── Material provided

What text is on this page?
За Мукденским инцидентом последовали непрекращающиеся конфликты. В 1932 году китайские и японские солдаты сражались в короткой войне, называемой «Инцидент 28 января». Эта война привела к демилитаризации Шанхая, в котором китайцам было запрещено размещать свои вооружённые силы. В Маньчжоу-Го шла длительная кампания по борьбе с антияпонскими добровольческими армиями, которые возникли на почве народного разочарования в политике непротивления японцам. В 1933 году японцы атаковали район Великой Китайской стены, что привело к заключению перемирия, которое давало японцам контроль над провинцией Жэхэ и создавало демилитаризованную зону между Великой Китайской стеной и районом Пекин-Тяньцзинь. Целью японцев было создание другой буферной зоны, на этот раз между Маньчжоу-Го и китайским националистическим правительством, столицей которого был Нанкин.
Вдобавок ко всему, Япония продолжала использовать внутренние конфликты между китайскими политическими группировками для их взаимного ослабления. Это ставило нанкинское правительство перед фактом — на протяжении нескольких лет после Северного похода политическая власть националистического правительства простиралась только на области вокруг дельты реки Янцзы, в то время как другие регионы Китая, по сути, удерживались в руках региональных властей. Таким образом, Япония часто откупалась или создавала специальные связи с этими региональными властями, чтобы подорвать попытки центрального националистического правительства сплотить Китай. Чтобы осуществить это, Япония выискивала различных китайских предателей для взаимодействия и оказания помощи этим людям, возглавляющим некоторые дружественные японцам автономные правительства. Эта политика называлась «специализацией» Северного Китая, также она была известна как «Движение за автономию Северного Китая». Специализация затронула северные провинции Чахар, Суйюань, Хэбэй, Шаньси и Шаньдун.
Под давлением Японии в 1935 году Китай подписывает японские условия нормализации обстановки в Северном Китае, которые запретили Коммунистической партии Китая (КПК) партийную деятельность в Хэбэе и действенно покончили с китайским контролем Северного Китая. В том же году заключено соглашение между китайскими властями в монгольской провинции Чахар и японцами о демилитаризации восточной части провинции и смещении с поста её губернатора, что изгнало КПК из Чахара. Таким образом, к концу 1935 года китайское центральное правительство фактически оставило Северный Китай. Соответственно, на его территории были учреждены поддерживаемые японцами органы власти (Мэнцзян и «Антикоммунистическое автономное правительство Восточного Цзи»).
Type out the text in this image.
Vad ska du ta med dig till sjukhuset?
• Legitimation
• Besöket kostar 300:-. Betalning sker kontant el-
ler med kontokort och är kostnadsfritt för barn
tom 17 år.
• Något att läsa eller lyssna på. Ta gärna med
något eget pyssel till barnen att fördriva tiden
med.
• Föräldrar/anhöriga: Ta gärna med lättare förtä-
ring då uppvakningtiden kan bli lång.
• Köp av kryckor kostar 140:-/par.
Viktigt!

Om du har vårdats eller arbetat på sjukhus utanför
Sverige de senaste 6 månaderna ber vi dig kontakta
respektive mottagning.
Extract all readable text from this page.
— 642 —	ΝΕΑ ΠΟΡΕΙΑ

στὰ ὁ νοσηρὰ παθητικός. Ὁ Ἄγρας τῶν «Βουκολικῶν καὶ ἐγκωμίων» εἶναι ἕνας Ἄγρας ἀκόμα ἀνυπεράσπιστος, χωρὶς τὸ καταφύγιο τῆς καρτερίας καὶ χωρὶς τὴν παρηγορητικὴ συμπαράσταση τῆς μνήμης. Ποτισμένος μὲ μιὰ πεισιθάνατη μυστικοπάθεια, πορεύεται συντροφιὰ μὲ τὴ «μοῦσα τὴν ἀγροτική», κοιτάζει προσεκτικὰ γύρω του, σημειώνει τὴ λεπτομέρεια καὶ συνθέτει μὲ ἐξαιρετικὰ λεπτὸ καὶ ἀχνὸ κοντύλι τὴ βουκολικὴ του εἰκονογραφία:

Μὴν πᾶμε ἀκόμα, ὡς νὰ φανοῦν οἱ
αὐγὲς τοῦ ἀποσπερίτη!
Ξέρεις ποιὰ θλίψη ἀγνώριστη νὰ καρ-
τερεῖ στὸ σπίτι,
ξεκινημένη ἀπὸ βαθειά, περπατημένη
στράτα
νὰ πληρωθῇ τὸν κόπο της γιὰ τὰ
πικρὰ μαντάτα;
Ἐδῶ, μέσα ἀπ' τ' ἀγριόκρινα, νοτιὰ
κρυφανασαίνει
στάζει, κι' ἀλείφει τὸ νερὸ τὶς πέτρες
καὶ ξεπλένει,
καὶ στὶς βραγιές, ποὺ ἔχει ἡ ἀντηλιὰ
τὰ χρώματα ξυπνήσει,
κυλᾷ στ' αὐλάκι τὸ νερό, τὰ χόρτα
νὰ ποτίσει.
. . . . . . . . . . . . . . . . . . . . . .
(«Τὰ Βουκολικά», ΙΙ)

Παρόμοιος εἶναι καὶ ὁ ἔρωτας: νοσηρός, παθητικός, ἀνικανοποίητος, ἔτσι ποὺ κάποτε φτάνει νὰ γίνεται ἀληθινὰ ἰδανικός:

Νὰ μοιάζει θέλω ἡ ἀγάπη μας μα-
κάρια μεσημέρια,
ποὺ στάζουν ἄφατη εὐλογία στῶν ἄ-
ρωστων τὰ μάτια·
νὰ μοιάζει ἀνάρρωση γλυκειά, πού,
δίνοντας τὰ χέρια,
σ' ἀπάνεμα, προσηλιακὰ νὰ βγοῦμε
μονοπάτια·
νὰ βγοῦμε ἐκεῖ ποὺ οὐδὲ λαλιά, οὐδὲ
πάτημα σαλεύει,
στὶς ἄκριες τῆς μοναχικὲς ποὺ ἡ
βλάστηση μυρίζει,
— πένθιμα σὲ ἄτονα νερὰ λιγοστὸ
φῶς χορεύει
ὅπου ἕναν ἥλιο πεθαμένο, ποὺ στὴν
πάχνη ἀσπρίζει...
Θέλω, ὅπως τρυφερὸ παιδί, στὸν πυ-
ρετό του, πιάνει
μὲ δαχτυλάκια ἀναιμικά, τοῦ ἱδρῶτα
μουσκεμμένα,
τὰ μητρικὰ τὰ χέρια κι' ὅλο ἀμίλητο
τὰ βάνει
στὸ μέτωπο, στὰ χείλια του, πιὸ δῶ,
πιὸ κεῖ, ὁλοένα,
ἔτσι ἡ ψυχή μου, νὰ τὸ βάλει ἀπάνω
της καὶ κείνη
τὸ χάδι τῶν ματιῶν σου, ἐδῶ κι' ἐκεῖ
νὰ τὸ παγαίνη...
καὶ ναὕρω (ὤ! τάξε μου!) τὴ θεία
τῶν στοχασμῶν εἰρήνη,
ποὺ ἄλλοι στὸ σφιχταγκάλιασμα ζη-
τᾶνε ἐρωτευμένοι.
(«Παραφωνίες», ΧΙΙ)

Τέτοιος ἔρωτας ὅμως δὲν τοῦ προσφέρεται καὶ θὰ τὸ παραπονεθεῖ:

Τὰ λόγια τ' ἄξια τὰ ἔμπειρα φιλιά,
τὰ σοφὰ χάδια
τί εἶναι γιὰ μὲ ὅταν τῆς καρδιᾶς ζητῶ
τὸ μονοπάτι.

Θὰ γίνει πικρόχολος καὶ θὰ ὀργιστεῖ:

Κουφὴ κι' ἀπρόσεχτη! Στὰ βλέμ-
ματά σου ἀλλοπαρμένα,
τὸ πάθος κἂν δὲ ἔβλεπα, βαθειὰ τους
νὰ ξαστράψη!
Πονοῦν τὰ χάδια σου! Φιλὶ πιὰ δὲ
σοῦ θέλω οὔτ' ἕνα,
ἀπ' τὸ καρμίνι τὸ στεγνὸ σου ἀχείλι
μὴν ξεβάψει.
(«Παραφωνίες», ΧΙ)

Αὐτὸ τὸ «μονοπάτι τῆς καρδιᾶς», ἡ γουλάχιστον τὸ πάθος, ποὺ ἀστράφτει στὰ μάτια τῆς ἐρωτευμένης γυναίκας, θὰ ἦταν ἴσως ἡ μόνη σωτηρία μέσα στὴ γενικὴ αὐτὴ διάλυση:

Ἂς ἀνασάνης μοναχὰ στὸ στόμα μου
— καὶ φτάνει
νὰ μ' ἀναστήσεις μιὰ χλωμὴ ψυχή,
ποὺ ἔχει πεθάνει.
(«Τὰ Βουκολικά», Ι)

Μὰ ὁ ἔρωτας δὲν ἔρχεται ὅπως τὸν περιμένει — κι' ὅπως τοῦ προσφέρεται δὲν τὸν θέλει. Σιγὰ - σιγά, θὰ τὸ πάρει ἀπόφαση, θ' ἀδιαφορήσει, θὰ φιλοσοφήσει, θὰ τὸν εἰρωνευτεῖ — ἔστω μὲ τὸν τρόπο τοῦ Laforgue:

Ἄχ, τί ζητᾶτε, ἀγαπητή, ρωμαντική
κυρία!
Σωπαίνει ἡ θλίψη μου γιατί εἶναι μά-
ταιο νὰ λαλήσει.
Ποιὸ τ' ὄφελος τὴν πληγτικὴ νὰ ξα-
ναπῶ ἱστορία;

────

From the data above, gather every line that includes the word "ἔρωτας".

Παρόμοιος εἶναι καὶ ὁ ἔρωτας: νοσηρός, παθητικός, ἀνικανοποίητος, ἔτσι ποὺ κάποτε φτάνει νὰ γίνεται ἀληθινὰ ἰδανικός:
Τέτοιος ἔρωτας ὅμως δὲν τοῦ προσφέρεται καὶ θὰ τὸ παραπονεθεῖ:
Μὰ ὁ ἔρωτας δὲν ἔρχεται ὅπως τὸν περιμένει — κι' ὅπως τοῦ προσφέρεται δὲν τὸν θέλει. Σιγὰ - σιγά, θὰ τὸ πάρει ἀπόφαση, θ' ἀδιαφορήσει, θὰ φιλοσοφήσει, θὰ τὸν εἰρωνευτεῖ — ἔστω μὲ τὸν τρόπο τοῦ Laforgue:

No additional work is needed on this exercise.